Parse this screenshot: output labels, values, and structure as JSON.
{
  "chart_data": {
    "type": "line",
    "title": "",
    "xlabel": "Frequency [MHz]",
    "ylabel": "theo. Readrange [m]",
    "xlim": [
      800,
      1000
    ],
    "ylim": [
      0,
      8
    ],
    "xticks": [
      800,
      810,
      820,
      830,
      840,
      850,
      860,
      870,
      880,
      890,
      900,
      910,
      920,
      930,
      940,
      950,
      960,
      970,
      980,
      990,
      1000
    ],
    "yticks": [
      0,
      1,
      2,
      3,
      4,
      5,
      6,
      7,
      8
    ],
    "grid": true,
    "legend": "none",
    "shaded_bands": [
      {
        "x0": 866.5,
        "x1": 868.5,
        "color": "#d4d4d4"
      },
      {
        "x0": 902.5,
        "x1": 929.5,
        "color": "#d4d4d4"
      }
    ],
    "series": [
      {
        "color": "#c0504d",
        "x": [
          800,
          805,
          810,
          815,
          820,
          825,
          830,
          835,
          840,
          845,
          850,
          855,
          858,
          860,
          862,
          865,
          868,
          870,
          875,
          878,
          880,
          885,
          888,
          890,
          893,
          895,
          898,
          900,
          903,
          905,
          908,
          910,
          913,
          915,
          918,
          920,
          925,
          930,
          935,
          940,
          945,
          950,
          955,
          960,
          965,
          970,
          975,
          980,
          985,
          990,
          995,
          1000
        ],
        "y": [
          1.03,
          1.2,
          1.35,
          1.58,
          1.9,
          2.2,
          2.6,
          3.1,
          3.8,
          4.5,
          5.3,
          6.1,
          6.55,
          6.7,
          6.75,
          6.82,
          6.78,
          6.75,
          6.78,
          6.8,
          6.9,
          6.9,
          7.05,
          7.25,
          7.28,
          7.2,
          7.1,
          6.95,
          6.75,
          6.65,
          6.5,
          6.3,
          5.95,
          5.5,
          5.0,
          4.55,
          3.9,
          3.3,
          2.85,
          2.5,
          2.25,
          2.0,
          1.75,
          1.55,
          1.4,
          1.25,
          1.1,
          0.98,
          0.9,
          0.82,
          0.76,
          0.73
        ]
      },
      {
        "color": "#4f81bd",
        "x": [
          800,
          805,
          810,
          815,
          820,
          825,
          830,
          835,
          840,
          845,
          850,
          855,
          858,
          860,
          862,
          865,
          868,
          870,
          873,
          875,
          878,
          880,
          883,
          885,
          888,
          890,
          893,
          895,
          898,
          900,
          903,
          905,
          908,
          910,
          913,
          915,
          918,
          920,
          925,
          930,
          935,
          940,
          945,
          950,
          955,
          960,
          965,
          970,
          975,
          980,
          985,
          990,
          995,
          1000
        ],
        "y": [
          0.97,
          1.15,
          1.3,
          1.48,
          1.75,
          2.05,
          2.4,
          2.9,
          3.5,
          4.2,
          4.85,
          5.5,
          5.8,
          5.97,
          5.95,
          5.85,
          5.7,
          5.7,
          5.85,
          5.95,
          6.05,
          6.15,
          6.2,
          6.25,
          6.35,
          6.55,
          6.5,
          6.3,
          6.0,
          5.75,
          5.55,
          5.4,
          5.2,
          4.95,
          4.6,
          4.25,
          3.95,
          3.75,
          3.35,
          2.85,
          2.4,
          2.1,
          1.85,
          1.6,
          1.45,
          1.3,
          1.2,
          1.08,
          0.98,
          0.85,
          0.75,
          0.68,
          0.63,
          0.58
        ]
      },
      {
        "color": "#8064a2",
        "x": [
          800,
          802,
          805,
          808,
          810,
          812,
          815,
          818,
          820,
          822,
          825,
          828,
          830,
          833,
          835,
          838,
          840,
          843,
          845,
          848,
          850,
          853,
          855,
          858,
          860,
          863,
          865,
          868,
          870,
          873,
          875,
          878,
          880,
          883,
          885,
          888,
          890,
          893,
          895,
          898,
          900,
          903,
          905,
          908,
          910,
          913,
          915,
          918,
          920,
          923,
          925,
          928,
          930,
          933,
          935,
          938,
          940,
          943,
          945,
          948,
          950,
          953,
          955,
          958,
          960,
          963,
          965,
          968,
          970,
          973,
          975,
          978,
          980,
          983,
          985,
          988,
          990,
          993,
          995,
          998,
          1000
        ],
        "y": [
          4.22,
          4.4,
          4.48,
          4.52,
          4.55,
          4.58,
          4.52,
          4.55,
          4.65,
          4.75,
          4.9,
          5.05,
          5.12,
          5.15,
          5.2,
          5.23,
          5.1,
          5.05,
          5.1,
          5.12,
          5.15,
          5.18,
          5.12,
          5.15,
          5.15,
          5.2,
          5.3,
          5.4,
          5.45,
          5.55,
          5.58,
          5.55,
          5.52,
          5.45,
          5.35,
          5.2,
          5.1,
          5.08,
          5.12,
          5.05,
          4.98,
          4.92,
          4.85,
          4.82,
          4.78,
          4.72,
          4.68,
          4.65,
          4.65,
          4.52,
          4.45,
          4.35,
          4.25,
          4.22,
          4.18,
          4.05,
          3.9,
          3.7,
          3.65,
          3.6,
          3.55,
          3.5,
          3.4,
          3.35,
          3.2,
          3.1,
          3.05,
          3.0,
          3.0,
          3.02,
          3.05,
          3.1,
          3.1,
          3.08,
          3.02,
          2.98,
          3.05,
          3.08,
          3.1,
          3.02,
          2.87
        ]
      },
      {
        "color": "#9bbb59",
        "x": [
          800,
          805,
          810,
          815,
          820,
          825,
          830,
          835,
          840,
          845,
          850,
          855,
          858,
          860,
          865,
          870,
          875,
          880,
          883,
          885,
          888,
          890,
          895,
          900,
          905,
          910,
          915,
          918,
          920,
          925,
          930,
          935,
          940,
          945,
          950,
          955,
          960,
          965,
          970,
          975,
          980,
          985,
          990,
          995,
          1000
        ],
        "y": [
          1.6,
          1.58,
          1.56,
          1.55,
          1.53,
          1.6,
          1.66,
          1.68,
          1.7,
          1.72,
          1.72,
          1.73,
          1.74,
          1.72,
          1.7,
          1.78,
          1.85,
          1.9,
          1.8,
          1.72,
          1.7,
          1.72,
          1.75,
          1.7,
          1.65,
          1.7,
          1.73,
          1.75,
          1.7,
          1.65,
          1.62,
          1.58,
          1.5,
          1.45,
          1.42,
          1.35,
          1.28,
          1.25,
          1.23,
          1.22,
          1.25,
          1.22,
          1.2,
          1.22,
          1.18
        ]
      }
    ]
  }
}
+ + + +
- [Work required]: Return every line containing "color".

- [Task solution]:
        "color": "#d4d4d4"
        "color": "#d4d4d4"
        "color": "#c0504d",
        "color": "#4f81bd",
        "color": "#8064a2",
        "color": "#9bbb59",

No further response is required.